**Set exercise**
Rename "table-cell" to "grid-cell" in everything from the line containing "table-cell: [793, 353, 877, 401]" down to the line containing "table-cell: [221, 497, 321, 545]", keeping all else unchanged. Give only those lines.

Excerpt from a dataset
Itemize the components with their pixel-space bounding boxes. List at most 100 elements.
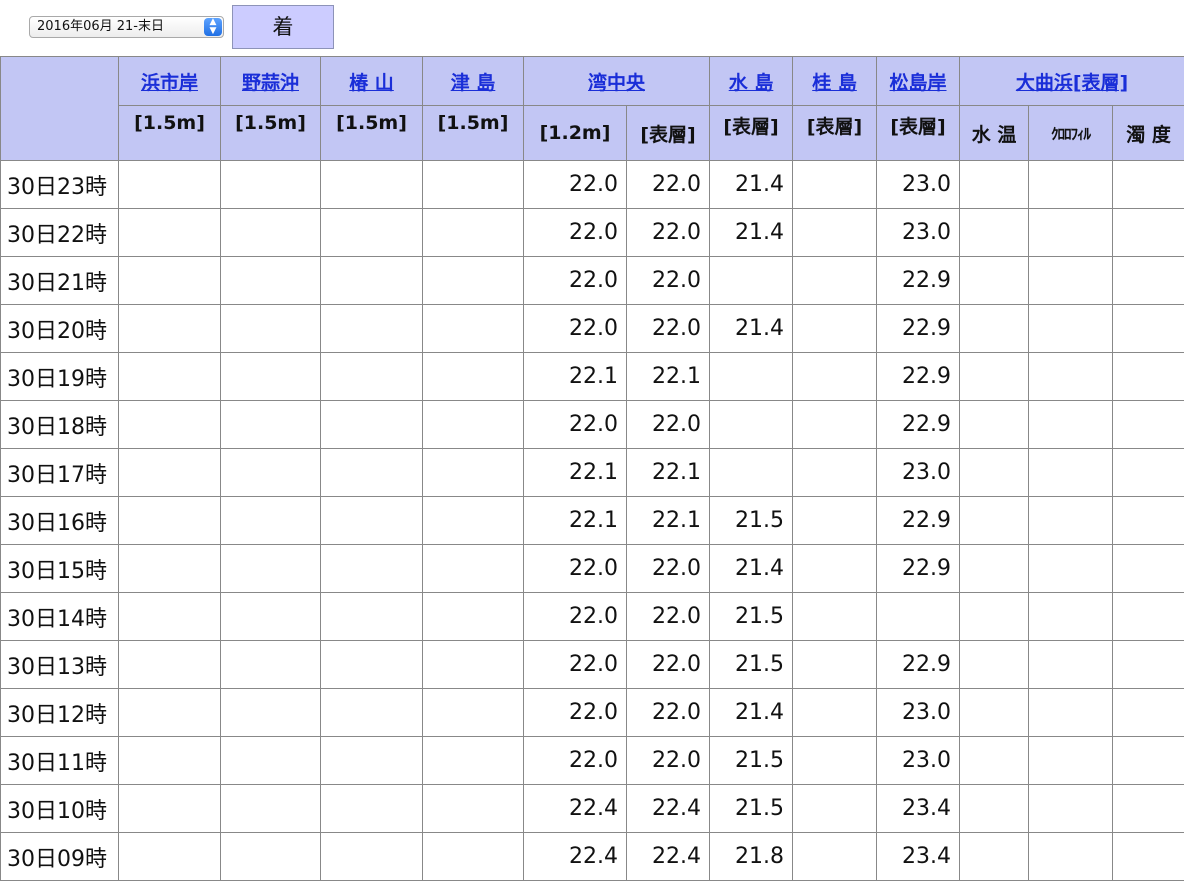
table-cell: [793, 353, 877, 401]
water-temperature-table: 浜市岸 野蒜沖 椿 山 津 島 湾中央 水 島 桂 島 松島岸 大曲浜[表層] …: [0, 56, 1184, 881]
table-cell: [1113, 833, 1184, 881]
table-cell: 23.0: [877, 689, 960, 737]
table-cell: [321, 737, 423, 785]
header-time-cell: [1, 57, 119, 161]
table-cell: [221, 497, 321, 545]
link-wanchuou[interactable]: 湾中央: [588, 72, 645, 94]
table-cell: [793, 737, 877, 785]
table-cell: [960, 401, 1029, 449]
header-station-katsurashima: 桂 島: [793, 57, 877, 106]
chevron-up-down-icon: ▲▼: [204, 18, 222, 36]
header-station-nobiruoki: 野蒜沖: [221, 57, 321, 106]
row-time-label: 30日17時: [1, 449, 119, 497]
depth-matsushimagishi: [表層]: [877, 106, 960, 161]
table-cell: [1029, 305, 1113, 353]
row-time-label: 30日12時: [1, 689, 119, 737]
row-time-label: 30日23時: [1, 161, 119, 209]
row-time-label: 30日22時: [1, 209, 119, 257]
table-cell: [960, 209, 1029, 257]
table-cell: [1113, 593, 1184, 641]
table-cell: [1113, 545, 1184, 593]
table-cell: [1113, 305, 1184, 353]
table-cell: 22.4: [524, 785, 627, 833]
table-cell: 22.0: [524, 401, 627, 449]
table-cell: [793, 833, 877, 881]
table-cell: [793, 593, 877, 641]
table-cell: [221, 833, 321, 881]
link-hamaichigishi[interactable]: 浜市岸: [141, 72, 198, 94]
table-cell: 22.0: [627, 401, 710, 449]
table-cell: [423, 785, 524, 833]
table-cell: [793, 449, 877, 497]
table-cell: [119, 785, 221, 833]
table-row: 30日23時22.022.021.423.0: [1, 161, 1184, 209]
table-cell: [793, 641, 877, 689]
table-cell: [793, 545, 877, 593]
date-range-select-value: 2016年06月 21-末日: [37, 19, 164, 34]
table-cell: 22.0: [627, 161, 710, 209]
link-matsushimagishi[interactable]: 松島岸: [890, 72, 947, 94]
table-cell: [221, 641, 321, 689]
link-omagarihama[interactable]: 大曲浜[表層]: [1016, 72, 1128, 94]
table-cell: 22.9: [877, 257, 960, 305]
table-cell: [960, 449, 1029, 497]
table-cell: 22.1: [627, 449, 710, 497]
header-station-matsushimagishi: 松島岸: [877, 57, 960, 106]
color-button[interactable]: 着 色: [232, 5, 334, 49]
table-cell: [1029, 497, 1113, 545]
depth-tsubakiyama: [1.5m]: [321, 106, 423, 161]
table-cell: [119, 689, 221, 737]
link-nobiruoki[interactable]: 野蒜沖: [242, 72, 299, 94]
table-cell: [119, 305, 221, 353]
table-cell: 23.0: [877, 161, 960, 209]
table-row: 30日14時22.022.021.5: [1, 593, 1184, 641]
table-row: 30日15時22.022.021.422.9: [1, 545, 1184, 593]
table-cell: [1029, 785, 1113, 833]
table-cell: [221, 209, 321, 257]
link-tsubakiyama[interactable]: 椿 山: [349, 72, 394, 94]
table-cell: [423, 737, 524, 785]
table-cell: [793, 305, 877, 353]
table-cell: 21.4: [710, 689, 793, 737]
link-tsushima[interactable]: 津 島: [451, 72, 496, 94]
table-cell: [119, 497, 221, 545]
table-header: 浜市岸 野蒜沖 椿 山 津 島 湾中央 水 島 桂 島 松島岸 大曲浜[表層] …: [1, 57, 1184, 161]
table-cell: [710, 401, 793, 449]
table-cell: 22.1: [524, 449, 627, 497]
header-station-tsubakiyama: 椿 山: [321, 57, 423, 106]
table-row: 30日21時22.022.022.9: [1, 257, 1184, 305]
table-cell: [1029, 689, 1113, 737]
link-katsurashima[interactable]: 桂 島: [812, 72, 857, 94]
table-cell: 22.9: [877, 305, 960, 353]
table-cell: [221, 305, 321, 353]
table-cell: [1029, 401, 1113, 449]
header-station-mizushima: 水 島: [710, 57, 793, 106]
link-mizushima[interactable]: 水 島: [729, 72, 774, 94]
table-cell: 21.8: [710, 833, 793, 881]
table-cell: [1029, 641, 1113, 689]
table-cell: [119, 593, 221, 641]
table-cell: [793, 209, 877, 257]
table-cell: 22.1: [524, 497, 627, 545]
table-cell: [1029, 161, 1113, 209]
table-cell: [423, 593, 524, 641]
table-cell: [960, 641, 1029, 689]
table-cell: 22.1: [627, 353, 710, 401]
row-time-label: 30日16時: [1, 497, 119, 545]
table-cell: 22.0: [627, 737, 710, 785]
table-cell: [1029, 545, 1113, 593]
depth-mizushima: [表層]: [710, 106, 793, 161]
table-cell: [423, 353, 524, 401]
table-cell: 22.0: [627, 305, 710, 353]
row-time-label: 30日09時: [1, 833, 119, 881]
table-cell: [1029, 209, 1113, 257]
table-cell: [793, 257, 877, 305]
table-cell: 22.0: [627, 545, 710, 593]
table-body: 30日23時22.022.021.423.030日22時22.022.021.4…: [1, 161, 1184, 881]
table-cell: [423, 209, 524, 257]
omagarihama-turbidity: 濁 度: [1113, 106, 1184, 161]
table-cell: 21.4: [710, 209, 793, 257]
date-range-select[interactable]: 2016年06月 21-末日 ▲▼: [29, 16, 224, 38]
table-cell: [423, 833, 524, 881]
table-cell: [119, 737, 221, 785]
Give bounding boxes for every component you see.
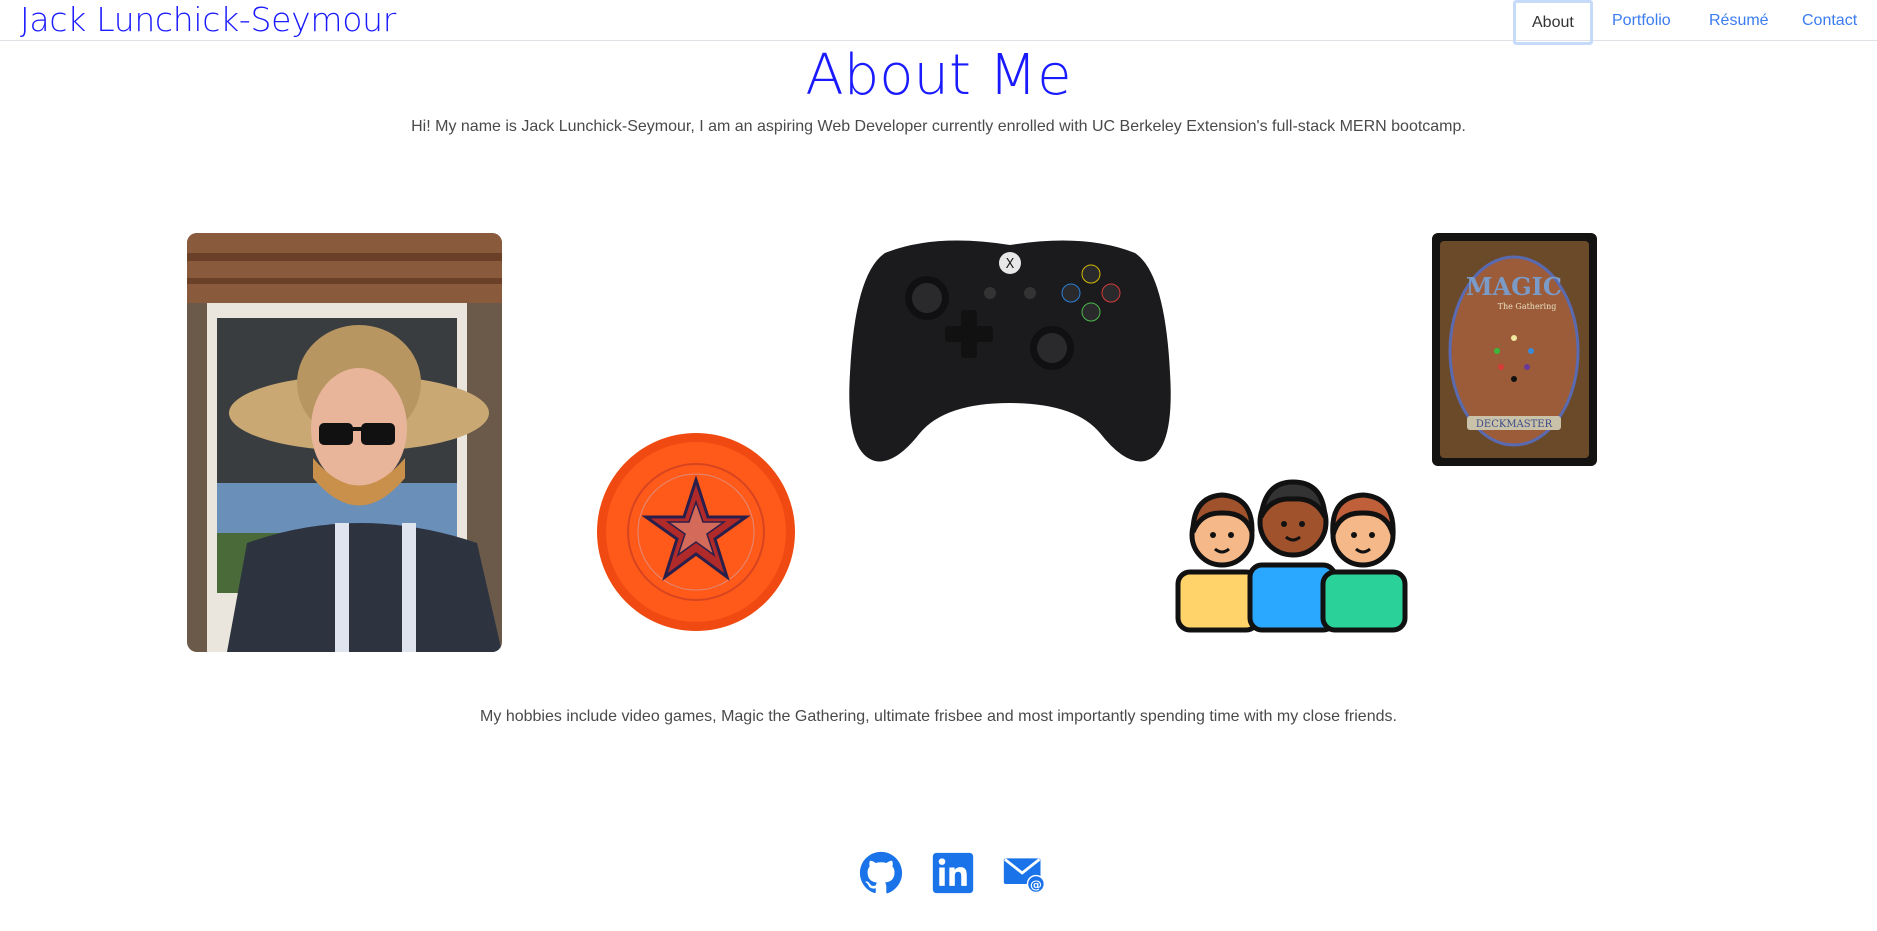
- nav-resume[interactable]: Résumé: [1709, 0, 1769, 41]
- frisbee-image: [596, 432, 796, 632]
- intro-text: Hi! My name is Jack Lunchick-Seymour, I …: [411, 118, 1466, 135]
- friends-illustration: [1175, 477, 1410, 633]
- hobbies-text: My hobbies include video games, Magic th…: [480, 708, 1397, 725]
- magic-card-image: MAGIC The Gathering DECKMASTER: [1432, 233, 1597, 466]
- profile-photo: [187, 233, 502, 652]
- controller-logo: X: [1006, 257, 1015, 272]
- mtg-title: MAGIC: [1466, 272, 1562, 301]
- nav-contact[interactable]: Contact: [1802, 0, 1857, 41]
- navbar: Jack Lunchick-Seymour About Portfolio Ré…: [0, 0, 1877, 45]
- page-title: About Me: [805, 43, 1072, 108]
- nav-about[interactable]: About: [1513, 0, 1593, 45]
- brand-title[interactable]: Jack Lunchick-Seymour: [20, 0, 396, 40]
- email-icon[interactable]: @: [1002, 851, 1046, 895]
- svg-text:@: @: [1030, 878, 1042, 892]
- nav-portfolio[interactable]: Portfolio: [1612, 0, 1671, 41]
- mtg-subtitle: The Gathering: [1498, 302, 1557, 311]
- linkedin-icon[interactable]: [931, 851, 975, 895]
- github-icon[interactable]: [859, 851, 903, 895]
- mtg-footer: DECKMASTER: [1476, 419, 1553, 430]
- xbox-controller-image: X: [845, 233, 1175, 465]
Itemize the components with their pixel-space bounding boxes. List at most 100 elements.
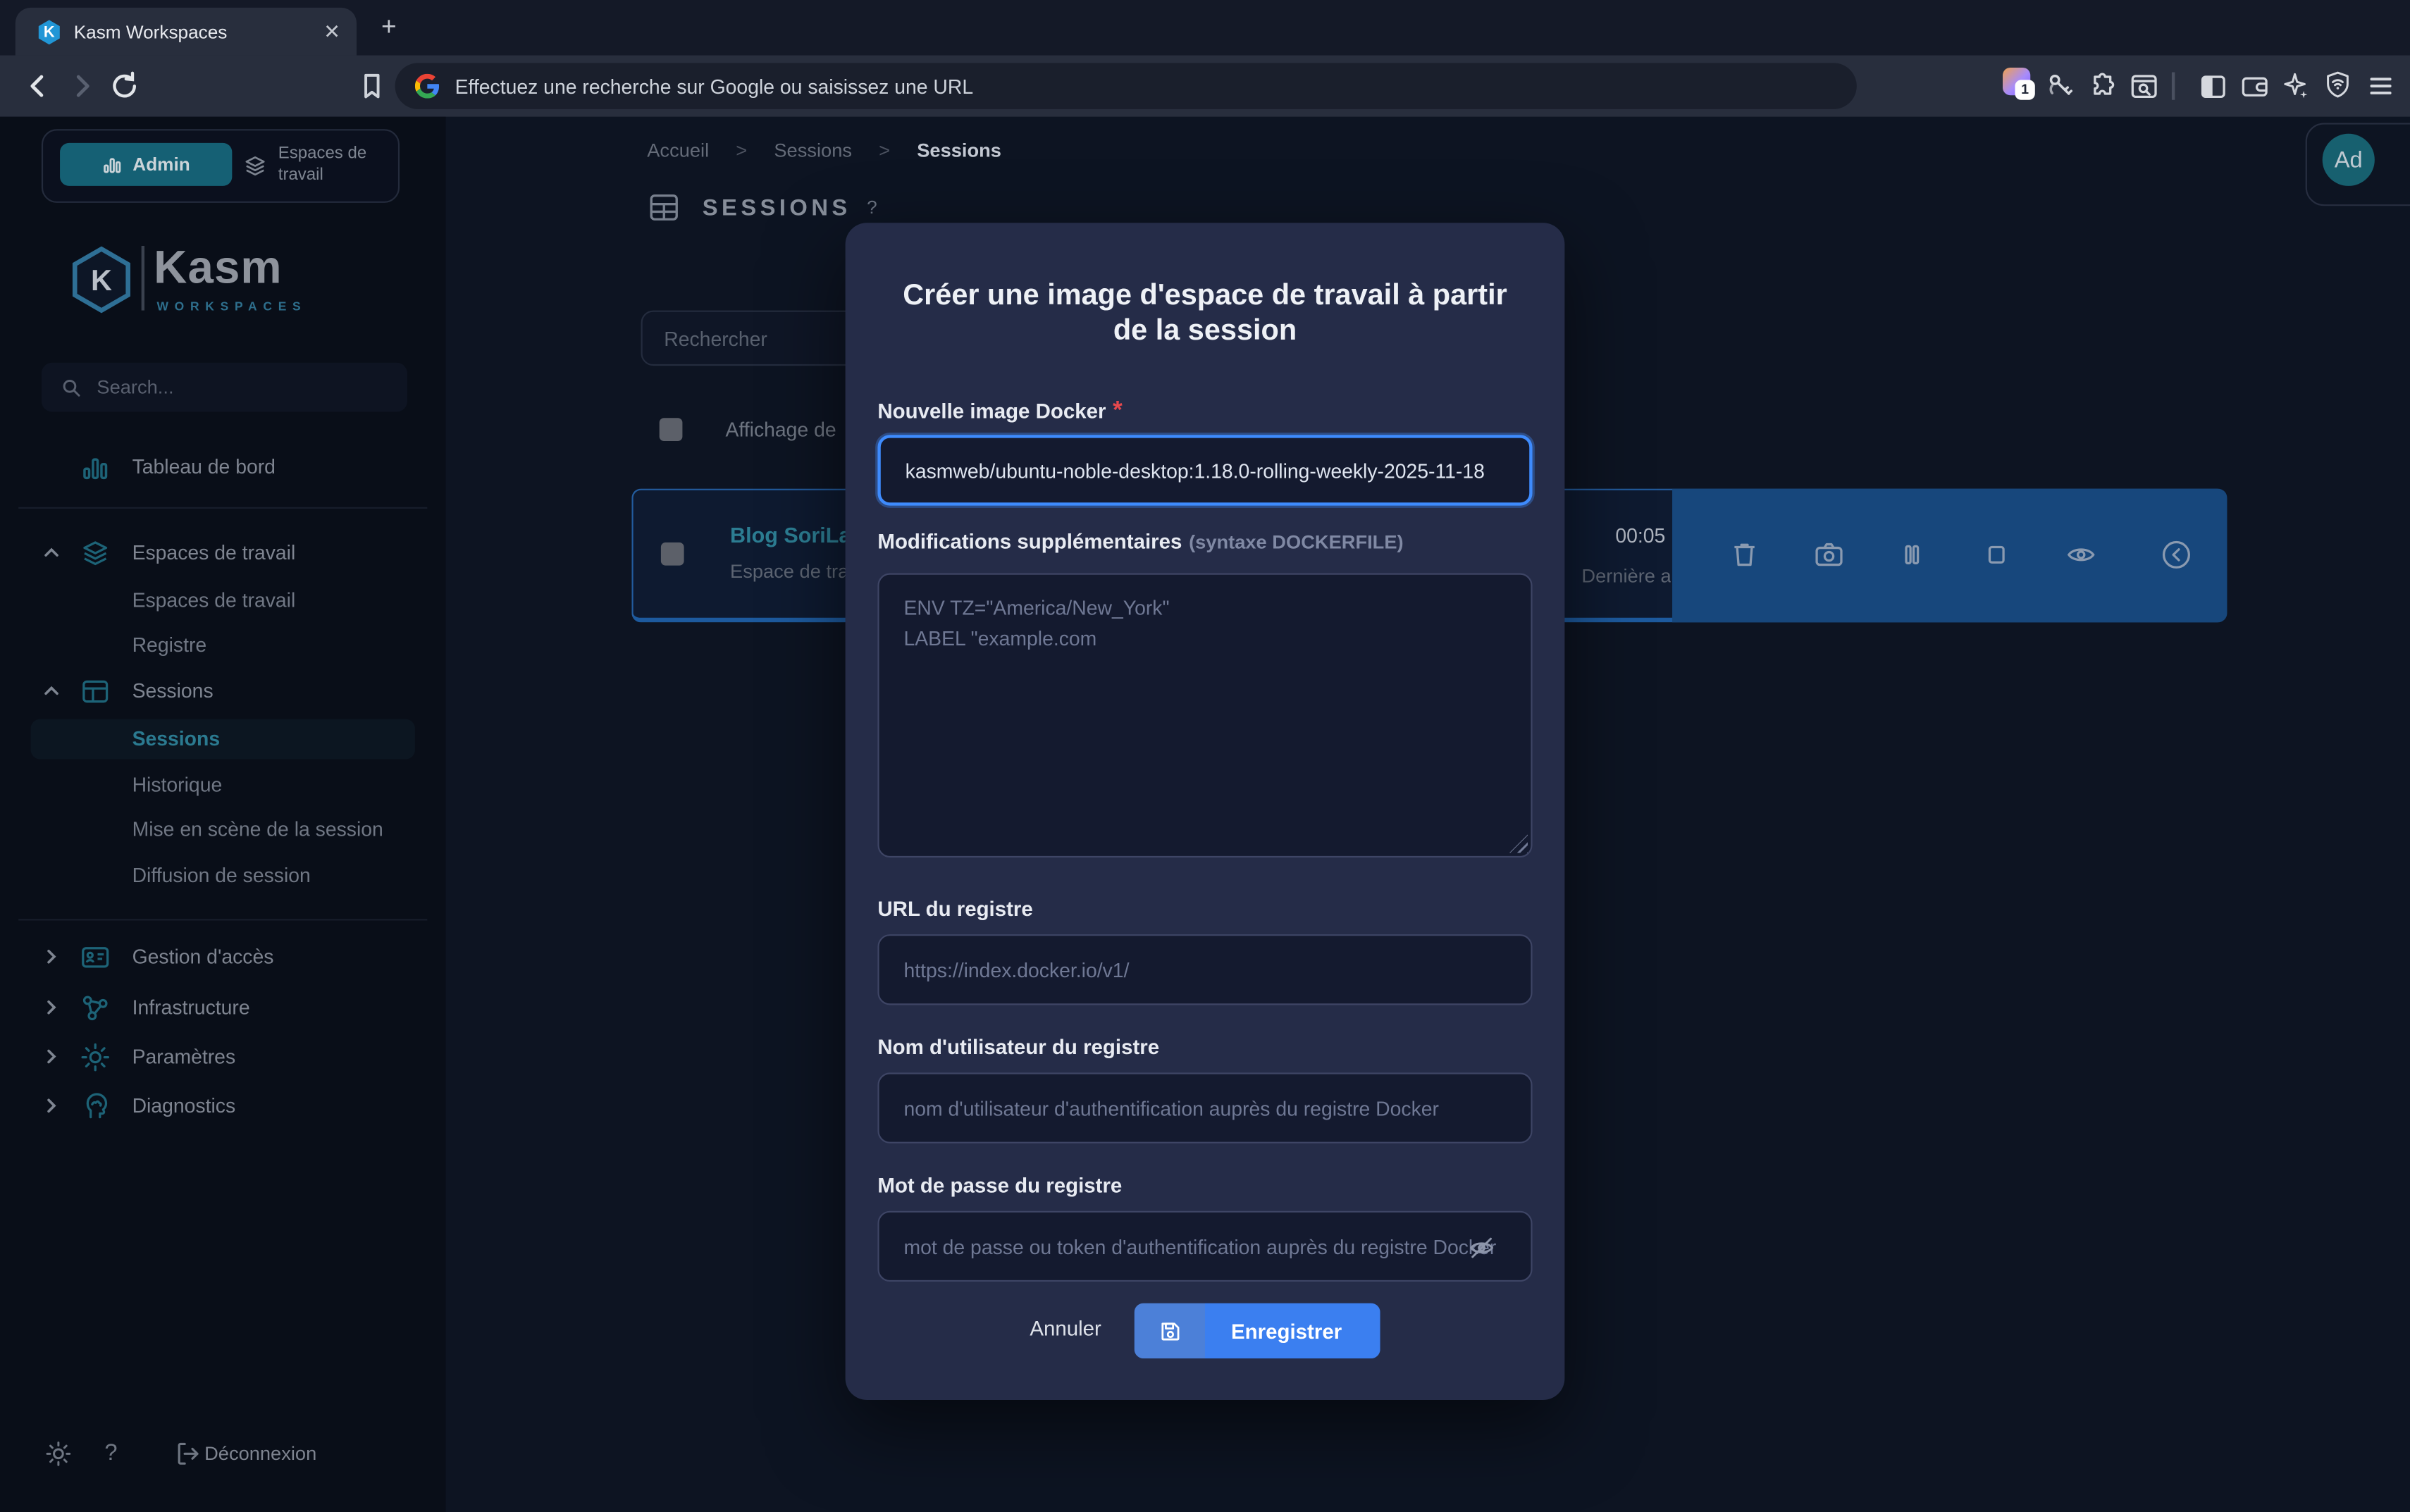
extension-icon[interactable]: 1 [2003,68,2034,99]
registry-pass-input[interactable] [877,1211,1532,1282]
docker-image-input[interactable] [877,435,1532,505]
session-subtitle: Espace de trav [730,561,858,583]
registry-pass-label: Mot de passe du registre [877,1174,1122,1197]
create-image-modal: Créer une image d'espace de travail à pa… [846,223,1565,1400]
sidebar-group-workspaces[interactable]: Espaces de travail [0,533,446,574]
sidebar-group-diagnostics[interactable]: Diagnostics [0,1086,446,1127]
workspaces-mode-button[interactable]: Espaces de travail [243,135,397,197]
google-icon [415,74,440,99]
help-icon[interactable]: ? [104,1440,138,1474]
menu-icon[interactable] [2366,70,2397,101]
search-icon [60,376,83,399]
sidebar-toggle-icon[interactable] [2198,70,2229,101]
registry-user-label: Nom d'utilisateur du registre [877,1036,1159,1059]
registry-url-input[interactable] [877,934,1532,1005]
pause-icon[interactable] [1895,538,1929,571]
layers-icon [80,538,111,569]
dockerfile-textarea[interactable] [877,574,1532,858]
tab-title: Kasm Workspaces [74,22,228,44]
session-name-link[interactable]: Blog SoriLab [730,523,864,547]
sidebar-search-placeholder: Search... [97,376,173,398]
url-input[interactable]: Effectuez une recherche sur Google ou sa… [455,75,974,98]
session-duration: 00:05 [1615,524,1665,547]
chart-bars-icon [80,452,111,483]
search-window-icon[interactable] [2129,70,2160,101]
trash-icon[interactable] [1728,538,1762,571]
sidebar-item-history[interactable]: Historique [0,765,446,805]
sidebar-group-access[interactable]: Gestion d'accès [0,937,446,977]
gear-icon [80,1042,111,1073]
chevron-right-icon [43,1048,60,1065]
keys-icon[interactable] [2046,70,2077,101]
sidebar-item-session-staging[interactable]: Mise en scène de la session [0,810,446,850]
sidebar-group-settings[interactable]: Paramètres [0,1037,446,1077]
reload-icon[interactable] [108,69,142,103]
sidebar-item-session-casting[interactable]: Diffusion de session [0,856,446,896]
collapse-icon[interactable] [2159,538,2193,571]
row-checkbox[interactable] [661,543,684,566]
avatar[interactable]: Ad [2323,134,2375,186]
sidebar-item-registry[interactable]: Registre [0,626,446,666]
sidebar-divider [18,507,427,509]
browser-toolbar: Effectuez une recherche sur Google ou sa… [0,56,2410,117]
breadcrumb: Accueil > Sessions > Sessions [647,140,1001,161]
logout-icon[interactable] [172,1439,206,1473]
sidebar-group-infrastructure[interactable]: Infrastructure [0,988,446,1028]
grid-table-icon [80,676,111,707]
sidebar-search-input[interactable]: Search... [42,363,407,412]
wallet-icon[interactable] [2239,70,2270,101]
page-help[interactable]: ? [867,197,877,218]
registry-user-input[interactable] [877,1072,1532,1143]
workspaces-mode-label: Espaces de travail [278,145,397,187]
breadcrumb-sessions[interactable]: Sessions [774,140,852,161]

**Output below**
grid-cell: [793, 353, 877, 401]
water-temperature-table: 浜市岸 野蒜沖 椿 山 津 島 湾中央 水 島 桂 島 松島岸 大曲浜[表層] …: [0, 56, 1184, 881]
grid-cell: [1113, 833, 1184, 881]
grid-cell: 23.0: [877, 689, 960, 737]
grid-cell: [321, 737, 423, 785]
header-time-cell: [1, 57, 119, 161]
grid-cell: [221, 497, 321, 545]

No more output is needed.